== PROMPT ==
Pull every line of the entries that has the word "this".

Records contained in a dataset

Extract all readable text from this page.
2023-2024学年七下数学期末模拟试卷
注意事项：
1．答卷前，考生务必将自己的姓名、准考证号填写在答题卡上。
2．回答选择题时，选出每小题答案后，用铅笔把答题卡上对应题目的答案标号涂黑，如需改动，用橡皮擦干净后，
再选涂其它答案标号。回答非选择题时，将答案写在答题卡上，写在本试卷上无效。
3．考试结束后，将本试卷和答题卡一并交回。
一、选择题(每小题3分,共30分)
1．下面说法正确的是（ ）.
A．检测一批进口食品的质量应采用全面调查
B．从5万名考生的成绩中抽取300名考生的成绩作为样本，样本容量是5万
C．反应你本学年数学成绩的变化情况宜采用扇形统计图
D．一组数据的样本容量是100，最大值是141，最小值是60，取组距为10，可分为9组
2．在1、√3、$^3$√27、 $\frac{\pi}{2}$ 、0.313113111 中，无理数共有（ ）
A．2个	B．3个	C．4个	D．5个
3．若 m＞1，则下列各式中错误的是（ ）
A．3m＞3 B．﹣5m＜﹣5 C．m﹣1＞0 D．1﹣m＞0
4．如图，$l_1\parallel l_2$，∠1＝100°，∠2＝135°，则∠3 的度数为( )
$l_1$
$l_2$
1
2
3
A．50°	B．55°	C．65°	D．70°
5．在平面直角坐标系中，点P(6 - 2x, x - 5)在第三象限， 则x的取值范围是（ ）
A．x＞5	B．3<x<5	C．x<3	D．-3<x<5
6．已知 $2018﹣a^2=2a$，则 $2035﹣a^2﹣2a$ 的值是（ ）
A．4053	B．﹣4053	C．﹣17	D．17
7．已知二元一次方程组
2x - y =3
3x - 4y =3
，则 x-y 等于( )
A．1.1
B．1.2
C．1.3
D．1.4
---
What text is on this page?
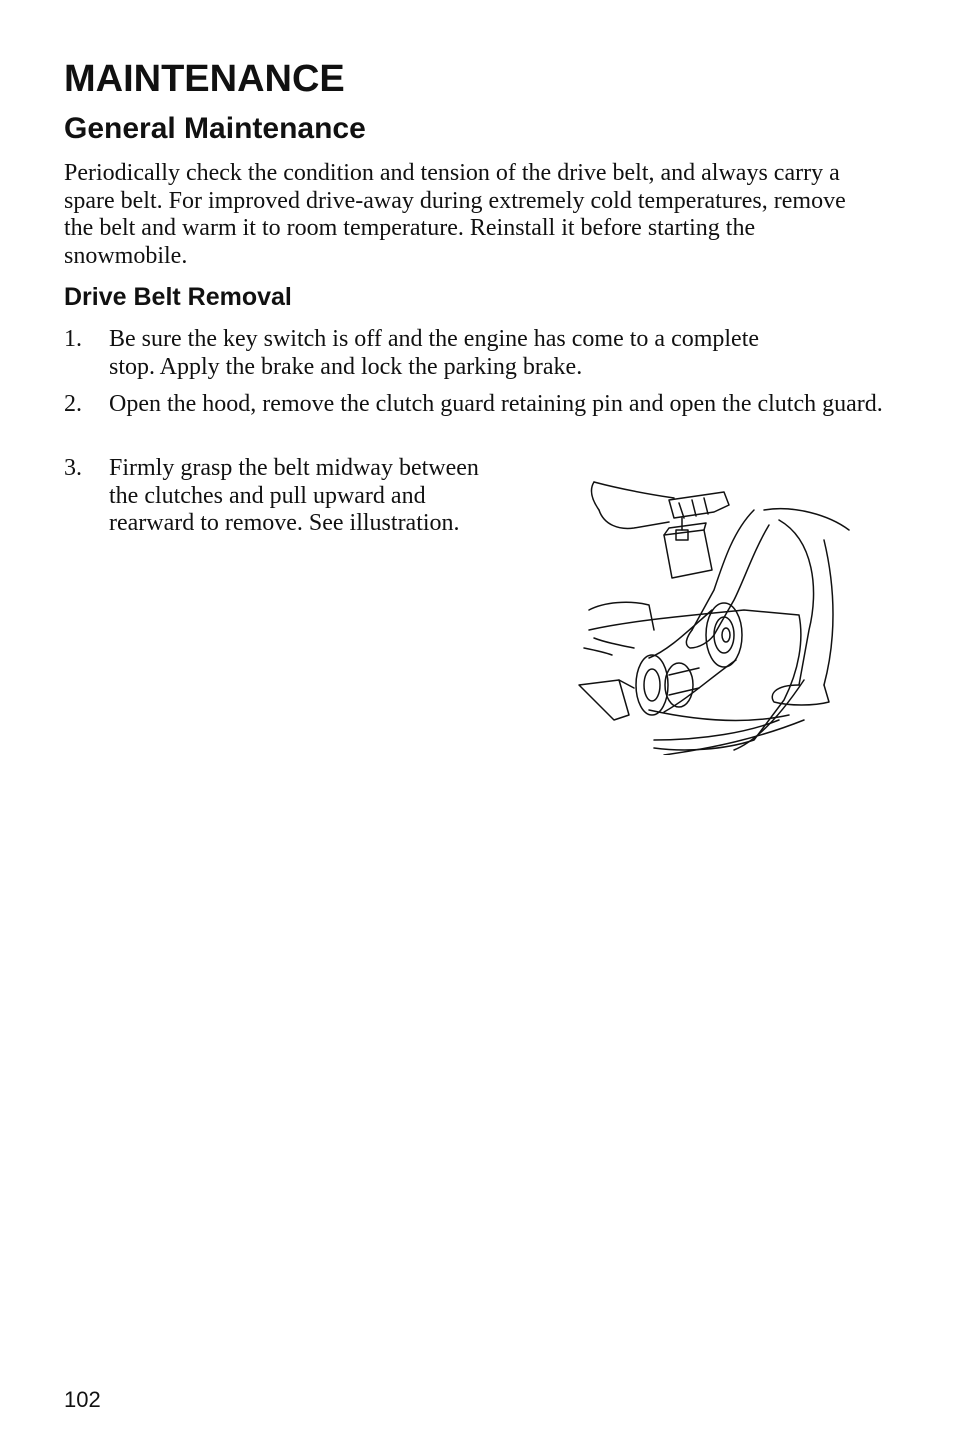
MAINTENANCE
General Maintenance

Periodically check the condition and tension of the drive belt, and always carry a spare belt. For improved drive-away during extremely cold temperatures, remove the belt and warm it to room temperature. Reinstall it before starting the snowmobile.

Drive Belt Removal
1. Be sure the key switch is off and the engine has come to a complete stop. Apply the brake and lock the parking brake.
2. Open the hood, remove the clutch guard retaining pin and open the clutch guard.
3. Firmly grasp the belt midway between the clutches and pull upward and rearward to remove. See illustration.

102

== ANSWER TO THE PROBLEM ==
Extract all readable text from this page.
What text is on this page?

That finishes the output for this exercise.